**Dataset records**
* Begin *
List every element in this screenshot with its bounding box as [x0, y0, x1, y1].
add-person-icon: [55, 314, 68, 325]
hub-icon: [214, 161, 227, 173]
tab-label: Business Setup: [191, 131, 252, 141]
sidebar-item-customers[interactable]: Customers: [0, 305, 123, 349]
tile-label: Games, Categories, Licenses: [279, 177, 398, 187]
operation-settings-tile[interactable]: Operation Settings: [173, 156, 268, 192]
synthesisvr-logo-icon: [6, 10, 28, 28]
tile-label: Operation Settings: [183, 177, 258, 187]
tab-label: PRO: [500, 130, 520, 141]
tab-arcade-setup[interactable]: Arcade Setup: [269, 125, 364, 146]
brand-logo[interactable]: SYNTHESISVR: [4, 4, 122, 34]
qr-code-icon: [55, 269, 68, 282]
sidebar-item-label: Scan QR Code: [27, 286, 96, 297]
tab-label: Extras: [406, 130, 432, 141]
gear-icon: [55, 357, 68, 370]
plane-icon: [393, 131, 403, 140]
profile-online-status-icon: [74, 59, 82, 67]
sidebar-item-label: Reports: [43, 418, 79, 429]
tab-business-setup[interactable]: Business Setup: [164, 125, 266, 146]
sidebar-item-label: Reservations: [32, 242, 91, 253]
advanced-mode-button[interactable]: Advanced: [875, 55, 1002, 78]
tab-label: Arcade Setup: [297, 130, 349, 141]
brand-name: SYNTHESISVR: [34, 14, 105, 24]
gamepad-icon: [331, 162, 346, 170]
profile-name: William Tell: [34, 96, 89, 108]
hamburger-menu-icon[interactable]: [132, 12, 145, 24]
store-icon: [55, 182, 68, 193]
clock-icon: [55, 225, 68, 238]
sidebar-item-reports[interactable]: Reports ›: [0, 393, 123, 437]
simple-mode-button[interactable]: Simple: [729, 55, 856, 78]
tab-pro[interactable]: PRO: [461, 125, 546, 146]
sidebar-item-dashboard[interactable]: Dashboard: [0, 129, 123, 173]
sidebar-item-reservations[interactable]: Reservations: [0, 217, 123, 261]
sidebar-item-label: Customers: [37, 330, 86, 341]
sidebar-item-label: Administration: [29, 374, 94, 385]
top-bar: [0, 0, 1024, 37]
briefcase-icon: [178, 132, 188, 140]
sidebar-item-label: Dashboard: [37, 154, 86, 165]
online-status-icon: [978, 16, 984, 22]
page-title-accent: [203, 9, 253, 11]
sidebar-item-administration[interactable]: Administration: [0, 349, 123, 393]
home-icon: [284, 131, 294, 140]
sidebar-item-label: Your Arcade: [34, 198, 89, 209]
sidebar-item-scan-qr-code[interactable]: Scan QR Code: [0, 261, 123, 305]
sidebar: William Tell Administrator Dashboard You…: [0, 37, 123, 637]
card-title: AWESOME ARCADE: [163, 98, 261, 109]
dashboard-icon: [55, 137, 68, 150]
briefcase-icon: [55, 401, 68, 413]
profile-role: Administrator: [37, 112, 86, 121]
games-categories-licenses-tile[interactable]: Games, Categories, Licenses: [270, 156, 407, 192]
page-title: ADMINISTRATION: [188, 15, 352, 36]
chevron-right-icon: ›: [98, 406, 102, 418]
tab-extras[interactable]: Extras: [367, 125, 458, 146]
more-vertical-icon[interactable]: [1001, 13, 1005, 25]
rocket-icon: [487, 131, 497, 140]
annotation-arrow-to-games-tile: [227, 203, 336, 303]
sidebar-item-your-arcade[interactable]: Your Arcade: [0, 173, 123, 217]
* End *
**Problem to solve**
Reproduce the lines above word for word, from start to finish.

**Reply to the exercise**
List every element in this screenshot with its bounding box as [x0, y0, x1, y1].
add-person-icon: [55, 314, 68, 325]
hub-icon: [214, 161, 227, 173]
tab-label: Business Setup: [191, 131, 252, 141]
sidebar-item-customers[interactable]: Customers: [0, 305, 123, 349]
tile-label: Games, Categories, Licenses: [279, 177, 398, 187]
operation-settings-tile[interactable]: Operation Settings: [173, 156, 268, 192]
synthesisvr-logo-icon: [6, 10, 28, 28]
tile-label: Operation Settings: [183, 177, 258, 187]
tab-label: PRO: [500, 130, 520, 141]
tab-arcade-setup[interactable]: Arcade Setup: [269, 125, 364, 146]
brand-logo[interactable]: SYNTHESISVR: [4, 4, 122, 34]
qr-code-icon: [55, 269, 68, 282]
sidebar-item-label: Scan QR Code: [27, 286, 96, 297]
tab-label: Extras: [406, 130, 432, 141]
gear-icon: [55, 357, 68, 370]
plane-icon: [393, 131, 403, 140]
profile-online-status-icon: [74, 59, 82, 67]
sidebar-item-label: Reports: [43, 418, 79, 429]
tab-business-setup[interactable]: Business Setup: [164, 125, 266, 146]
sidebar-item-label: Reservations: [32, 242, 91, 253]
advanced-mode-button[interactable]: Advanced: [875, 55, 1002, 78]
tab-label: Arcade Setup: [297, 130, 349, 141]
brand-name: SYNTHESISVR: [34, 14, 105, 24]
gamepad-icon: [331, 162, 346, 170]
profile-name: William Tell: [34, 96, 89, 108]
hamburger-menu-icon[interactable]: [132, 12, 145, 24]
store-icon: [55, 182, 68, 193]
clock-icon: [55, 225, 68, 238]
sidebar-item-reports[interactable]: Reports ›: [0, 393, 123, 437]
simple-mode-button[interactable]: Simple: [729, 55, 856, 78]
tab-pro[interactable]: PRO: [461, 125, 546, 146]
sidebar-item-dashboard[interactable]: Dashboard: [0, 129, 123, 173]
sidebar-item-reservations[interactable]: Reservations: [0, 217, 123, 261]
sidebar-item-label: Customers: [37, 330, 86, 341]
sidebar-item-label: Administration: [29, 374, 94, 385]
top-bar: [0, 0, 1024, 37]
briefcase-icon: [178, 132, 188, 140]
sidebar-item-label: Dashboard: [37, 154, 86, 165]
online-status-icon: [978, 16, 984, 22]
page-title-accent: [203, 9, 253, 11]
sidebar-item-administration[interactable]: Administration: [0, 349, 123, 393]
home-icon: [284, 131, 294, 140]
sidebar-item-label: Your Arcade: [34, 198, 89, 209]
sidebar-item-scan-qr-code[interactable]: Scan QR Code: [0, 261, 123, 305]
sidebar: William Tell Administrator Dashboard You…: [0, 37, 123, 637]
card-title: AWESOME ARCADE: [163, 98, 261, 109]
dashboard-icon: [55, 137, 68, 150]
briefcase-icon: [55, 401, 68, 413]
profile-role: Administrator: [37, 112, 86, 121]
games-categories-licenses-tile[interactable]: Games, Categories, Licenses: [270, 156, 407, 192]
page-title: ADMINISTRATION: [188, 15, 352, 36]
chevron-right-icon: ›: [98, 406, 102, 418]
tab-extras[interactable]: Extras: [367, 125, 458, 146]
more-vertical-icon[interactable]: [1001, 13, 1005, 25]
rocket-icon: [487, 131, 497, 140]
annotation-arrow-to-games-tile: [227, 203, 336, 303]
sidebar-item-your-arcade[interactable]: Your Arcade: [0, 173, 123, 217]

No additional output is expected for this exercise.